> [TASK GOAL] Retype the lines from the one containing "share-icon[interactable] — [552, 423, 576, 447]" through the one containing "author-avatar[interactable] — [476, 12, 514, 50]", inclusive, keeping every character unchanged.

===

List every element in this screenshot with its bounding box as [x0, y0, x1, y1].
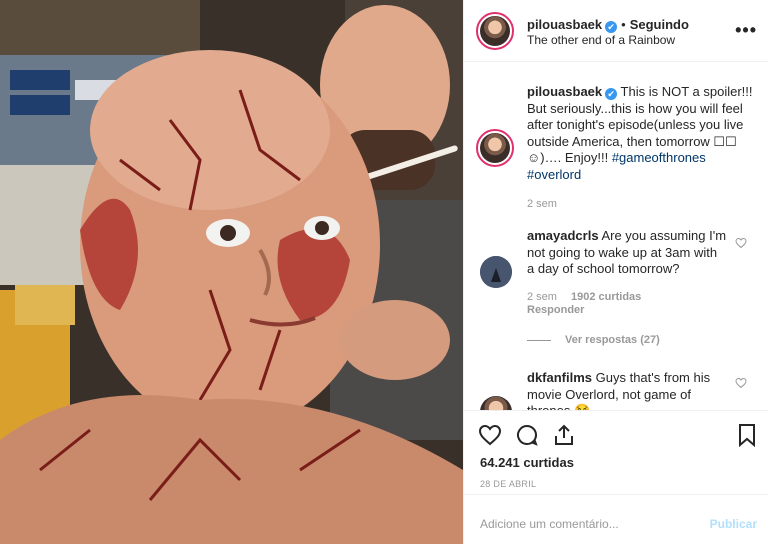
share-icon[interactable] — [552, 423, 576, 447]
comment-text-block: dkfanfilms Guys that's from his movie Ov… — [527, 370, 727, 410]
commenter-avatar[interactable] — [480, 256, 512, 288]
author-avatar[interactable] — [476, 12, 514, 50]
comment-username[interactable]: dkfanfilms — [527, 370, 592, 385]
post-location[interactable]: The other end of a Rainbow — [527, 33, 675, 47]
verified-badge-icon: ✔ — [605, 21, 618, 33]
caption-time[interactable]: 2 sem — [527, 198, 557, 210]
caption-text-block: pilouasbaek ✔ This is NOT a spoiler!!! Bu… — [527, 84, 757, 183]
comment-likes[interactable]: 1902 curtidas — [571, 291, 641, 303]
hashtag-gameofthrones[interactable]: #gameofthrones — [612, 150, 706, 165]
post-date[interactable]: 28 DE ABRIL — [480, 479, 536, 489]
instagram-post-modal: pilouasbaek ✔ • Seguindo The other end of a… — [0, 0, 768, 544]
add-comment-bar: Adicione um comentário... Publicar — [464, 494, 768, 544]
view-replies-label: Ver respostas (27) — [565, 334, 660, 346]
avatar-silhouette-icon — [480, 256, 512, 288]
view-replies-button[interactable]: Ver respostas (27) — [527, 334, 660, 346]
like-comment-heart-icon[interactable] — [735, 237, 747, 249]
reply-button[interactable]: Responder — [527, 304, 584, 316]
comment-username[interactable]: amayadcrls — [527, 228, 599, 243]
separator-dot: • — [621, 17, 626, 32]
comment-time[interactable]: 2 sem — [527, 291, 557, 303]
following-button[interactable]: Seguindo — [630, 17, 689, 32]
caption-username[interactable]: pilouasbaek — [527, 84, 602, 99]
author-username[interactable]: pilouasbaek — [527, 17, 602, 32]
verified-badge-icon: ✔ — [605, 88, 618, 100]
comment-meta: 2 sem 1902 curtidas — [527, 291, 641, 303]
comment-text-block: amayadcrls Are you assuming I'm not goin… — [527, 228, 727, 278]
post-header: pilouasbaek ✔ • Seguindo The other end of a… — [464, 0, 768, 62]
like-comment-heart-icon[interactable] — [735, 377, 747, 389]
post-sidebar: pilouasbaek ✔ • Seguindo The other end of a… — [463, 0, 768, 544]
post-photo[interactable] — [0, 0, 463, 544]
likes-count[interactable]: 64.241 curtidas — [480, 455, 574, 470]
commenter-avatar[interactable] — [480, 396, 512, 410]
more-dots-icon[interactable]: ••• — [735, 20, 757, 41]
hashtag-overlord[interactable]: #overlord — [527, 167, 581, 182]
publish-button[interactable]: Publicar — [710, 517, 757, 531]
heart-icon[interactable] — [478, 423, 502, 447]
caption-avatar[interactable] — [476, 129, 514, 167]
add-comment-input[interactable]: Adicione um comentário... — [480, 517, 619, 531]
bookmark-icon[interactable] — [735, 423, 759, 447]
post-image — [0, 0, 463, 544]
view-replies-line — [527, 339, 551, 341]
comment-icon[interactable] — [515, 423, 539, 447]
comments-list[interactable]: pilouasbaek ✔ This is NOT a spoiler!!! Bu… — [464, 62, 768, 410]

===

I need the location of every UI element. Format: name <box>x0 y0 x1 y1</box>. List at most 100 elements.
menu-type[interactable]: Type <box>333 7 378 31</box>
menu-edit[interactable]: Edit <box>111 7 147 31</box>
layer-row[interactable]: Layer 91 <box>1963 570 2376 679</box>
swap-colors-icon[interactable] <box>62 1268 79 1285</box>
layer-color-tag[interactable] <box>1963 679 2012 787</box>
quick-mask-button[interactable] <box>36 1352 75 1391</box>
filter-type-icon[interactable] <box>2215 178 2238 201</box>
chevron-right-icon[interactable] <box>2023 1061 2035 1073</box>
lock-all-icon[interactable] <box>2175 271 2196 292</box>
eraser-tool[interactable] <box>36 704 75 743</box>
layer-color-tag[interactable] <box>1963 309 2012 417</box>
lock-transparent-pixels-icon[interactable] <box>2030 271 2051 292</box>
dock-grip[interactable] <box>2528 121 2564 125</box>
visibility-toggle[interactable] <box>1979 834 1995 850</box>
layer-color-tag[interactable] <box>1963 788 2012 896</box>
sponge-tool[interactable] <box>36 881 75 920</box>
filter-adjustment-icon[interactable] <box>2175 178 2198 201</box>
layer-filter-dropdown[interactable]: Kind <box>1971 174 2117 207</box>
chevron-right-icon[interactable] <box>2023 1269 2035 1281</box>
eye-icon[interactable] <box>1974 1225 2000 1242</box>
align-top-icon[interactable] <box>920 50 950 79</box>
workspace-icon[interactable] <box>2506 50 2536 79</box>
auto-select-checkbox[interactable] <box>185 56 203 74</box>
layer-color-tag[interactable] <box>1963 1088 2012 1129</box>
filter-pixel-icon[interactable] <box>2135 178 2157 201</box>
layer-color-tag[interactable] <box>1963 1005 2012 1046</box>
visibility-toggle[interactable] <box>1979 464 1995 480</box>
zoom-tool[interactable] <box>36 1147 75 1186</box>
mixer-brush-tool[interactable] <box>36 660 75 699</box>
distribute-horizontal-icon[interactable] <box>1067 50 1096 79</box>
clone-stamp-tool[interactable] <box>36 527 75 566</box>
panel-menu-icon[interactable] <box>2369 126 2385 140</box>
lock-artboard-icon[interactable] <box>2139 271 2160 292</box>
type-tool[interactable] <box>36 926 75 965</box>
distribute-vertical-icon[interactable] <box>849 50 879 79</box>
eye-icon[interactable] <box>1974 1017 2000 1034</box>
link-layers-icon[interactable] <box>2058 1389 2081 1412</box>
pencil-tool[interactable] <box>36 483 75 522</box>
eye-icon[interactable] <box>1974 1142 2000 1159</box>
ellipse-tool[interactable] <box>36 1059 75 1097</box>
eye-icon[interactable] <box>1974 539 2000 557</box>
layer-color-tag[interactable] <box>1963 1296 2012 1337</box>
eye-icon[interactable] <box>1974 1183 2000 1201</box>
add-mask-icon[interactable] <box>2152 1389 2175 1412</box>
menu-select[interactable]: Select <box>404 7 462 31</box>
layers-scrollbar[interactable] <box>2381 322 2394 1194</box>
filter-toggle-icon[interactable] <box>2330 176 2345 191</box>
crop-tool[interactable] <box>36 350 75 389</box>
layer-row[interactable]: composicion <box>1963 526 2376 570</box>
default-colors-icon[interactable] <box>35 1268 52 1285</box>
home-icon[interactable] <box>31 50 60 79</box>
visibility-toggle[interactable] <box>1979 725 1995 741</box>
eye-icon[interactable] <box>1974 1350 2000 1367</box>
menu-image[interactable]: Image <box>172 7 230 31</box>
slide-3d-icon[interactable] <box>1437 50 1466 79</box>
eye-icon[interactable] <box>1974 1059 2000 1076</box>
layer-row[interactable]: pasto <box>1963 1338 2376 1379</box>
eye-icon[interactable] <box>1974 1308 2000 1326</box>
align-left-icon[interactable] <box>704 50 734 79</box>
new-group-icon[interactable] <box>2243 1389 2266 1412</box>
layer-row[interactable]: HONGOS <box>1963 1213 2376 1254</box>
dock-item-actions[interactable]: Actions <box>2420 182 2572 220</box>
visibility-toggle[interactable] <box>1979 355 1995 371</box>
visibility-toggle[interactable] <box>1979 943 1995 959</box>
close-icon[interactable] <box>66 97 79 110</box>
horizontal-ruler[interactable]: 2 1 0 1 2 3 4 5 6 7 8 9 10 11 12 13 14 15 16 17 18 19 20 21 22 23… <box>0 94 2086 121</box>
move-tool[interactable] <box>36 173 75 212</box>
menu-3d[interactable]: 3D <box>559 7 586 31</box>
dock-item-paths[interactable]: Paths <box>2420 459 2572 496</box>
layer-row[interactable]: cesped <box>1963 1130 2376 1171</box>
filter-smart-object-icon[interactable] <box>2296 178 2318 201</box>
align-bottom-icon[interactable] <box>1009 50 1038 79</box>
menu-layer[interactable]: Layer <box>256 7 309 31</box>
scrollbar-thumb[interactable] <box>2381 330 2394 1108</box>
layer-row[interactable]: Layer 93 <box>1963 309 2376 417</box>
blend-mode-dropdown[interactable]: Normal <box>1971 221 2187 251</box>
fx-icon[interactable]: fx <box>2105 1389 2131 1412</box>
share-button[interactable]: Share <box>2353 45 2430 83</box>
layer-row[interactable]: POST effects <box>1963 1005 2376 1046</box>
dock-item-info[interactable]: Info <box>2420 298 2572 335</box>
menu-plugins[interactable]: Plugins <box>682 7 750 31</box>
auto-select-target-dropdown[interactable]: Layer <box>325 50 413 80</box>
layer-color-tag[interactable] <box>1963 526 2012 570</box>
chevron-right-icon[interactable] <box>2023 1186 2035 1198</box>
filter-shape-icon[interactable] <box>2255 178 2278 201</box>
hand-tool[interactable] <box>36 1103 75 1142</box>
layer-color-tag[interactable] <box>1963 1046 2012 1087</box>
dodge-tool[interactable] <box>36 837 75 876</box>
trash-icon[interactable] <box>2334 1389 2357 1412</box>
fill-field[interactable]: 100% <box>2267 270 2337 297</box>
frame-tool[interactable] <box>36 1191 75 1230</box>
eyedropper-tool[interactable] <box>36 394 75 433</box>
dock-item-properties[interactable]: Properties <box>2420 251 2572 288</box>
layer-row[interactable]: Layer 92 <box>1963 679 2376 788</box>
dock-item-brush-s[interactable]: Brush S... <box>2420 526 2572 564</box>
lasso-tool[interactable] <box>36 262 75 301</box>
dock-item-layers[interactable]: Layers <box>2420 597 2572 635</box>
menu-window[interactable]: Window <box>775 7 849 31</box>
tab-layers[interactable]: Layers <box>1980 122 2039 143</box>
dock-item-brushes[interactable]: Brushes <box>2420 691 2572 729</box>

===

> [SOLUTION FOR THIS EXERCISE]
share-icon[interactable] — [552, 423, 576, 447]
comment-text-block: dkfanfilms Guys that's from his movie Ov… — [527, 370, 727, 410]
commenter-avatar[interactable] — [480, 256, 512, 288]
author-avatar[interactable] — [476, 12, 514, 50]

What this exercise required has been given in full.